- _EXERCISE_
Identify all lines of the data containing the string "with" and copy them.

[Extracted data entries]
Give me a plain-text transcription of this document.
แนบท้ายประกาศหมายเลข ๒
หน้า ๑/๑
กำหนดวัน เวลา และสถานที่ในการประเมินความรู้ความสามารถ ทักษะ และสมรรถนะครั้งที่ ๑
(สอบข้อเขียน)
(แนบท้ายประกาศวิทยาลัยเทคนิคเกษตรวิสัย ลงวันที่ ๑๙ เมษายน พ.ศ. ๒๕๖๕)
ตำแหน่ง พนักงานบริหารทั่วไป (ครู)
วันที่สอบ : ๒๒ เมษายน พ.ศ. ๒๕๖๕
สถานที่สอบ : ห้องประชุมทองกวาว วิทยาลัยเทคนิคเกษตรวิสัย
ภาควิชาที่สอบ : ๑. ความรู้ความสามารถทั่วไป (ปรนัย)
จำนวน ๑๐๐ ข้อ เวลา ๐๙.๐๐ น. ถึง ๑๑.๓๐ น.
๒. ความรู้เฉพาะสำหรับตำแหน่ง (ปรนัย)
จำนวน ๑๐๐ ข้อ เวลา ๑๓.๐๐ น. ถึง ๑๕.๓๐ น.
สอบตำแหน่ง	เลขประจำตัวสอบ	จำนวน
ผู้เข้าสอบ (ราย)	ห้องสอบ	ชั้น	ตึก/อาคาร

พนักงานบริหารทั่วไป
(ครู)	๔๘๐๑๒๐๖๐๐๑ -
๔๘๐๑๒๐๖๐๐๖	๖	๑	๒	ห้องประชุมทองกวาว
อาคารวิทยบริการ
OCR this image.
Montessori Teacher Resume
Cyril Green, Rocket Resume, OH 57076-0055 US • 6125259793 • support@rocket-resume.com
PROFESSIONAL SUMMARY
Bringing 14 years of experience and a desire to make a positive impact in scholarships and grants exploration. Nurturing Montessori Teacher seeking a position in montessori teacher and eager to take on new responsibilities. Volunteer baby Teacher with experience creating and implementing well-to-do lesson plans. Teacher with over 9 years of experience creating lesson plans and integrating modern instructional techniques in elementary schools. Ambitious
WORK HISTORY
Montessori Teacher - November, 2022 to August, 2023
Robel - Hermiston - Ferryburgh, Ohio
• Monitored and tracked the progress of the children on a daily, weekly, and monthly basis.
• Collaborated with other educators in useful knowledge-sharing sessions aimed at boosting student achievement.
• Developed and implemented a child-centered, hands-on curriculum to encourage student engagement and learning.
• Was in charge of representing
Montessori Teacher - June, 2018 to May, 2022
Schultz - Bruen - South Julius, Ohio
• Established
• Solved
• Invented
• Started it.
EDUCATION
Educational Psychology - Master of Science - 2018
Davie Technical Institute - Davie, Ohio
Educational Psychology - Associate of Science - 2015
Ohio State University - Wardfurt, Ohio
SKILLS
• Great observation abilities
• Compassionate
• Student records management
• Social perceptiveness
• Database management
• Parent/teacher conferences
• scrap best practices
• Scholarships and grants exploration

- _THE REPLY_
Bringing 14 years of experience and a desire to make a positive impact in scholarships and grants exploration. Nurturing Montessori Teacher seeking a position in montessori teacher and eager to take on new responsibilities. Volunteer baby Teacher with experience creating and implementing well-to-do lesson plans. Teacher with over 9 years of experience creating lesson plans and integrating modern instructional techniques in elementary schools. Ambitious
• Collaborated with other educators in useful knowledge-sharing sessions aimed at boosting student achievement.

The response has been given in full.